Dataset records
▼
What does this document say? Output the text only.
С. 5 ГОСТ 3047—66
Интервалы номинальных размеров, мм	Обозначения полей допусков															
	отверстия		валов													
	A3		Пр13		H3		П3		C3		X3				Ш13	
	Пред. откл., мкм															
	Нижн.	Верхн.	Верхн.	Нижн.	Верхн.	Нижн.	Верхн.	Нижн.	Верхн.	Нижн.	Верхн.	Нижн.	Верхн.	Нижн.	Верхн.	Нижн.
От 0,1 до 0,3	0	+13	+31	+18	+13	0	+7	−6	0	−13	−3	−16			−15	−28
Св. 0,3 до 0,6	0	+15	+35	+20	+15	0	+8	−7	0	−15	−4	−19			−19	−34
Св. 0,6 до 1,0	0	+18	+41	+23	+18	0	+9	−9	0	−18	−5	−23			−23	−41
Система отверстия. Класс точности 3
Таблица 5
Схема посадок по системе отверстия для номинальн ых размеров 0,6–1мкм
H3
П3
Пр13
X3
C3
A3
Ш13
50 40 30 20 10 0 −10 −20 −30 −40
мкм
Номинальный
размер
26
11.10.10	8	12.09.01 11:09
▲
== GIVEN PROBLEM ==
Print out the whole listing exactly as it appears.

== THE REPLY ==
What does this document say? Output the text only.
С. 5 ГОСТ 3047—66
Интервалы номинальных размеров, мм	Обозначения полей допусков															
	отверстия		валов													
	A3		Пр13		H3		П3		C3		X3				Ш13	
	Пред. откл., мкм															
	Нижн.	Верхн.	Верхн.	Нижн.	Верхн.	Нижн.	Верхн.	Нижн.	Верхн.	Нижн.	Верхн.	Нижн.	Верхн.	Нижн.	Верхн.	Нижн.
От 0,1 до 0,3	0	+13	+31	+18	+13	0	+7	−6	0	−13	−3	−16			−15	−28
Св. 0,3 до 0,6	0	+15	+35	+20	+15	0	+8	−7	0	−15	−4	−19			−19	−34
Св. 0,6 до 1,0	0	+18	+41	+23	+18	0	+9	−9	0	−18	−5	−23			−23	−41
Система отверстия. Класс точности 3
Таблица 5
Схема посадок по системе отверстия для номинальн ых размеров 0,6–1мкм
H3
П3
Пр13
X3
C3
A3
Ш13
50 40 30 20 10 0 −10 −20 −30 −40
мкм
Номинальный
размер
26
11.10.10	8	12.09.01 11:09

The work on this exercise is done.